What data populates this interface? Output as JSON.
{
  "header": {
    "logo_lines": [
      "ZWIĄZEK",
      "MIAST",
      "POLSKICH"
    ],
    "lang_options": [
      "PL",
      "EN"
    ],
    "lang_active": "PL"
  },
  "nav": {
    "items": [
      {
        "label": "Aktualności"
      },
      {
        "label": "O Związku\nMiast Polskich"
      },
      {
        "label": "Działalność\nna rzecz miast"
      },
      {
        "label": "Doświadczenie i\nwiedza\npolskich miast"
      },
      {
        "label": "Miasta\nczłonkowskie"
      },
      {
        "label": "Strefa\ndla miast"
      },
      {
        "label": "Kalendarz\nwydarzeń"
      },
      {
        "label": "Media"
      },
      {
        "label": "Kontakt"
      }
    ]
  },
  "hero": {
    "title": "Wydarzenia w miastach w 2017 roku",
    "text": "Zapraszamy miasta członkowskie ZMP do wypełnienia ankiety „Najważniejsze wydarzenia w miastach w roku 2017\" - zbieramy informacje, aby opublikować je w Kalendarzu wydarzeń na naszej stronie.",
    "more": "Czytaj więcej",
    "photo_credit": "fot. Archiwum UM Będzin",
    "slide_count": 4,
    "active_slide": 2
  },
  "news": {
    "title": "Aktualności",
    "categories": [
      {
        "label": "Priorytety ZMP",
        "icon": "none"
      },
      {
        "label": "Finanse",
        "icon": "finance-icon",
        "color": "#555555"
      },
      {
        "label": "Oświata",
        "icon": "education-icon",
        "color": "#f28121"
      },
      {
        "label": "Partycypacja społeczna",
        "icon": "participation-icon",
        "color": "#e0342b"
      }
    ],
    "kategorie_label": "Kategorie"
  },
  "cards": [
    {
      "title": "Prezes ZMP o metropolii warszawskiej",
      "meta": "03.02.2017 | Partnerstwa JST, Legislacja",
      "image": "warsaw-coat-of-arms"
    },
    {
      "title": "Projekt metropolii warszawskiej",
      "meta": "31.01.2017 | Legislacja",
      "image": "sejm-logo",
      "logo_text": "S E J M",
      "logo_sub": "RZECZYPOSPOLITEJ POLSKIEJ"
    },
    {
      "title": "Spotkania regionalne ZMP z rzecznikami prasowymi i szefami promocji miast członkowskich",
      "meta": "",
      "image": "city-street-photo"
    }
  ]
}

> _Challenge_: Give a word-for-word copy of the records.

> _Full solution_:
What data populates this interface? Output as JSON.
{
  "header": {
    "logo_lines": [
      "ZWIĄZEK",
      "MIAST",
      "POLSKICH"
    ],
    "lang_options": [
      "PL",
      "EN"
    ],
    "lang_active": "PL"
  },
  "nav": {
    "items": [
      {
        "label": "Aktualności"
      },
      {
        "label": "O Związku\nMiast Polskich"
      },
      {
        "label": "Działalność\nna rzecz miast"
      },
      {
        "label": "Doświadczenie i\nwiedza\npolskich miast"
      },
      {
        "label": "Miasta\nczłonkowskie"
      },
      {
        "label": "Strefa\ndla miast"
      },
      {
        "label": "Kalendarz\nwydarzeń"
      },
      {
        "label": "Media"
      },
      {
        "label": "Kontakt"
      }
    ]
  },
  "hero": {
    "title": "Wydarzenia w miastach w 2017 roku",
    "text": "Zapraszamy miasta członkowskie ZMP do wypełnienia ankiety „Najważniejsze wydarzenia w miastach w roku 2017\" - zbieramy informacje, aby opublikować je w Kalendarzu wydarzeń na naszej stronie.",
    "more": "Czytaj więcej",
    "photo_credit": "fot. Archiwum UM Będzin",
    "slide_count": 4,
    "active_slide": 2
  },
  "news": {
    "title": "Aktualności",
    "categories": [
      {
        "label": "Priorytety ZMP",
        "icon": "none"
      },
      {
        "label": "Finanse",
        "icon": "finance-icon",
        "color": "#555555"
      },
      {
        "label": "Oświata",
        "icon": "education-icon",
        "color": "#f28121"
      },
      {
        "label": "Partycypacja społeczna",
        "icon": "participation-icon",
        "color": "#e0342b"
      }
    ],
    "kategorie_label": "Kategorie"
  },
  "cards": [
    {
      "title": "Prezes ZMP o metropolii warszawskiej",
      "meta": "03.02.2017 | Partnerstwa JST, Legislacja",
      "image": "warsaw-coat-of-arms"
    },
    {
      "title": "Projekt metropolii warszawskiej",
      "meta": "31.01.2017 | Legislacja",
      "image": "sejm-logo",
      "logo_text": "S E J M",
      "logo_sub": "RZECZYPOSPOLITEJ POLSKIEJ"
    },
    {
      "title": "Spotkania regionalne ZMP z rzecznikami prasowymi i szefami promocji miast członkowskich",
      "meta": "",
      "image": "city-street-photo"
    }
  ]
}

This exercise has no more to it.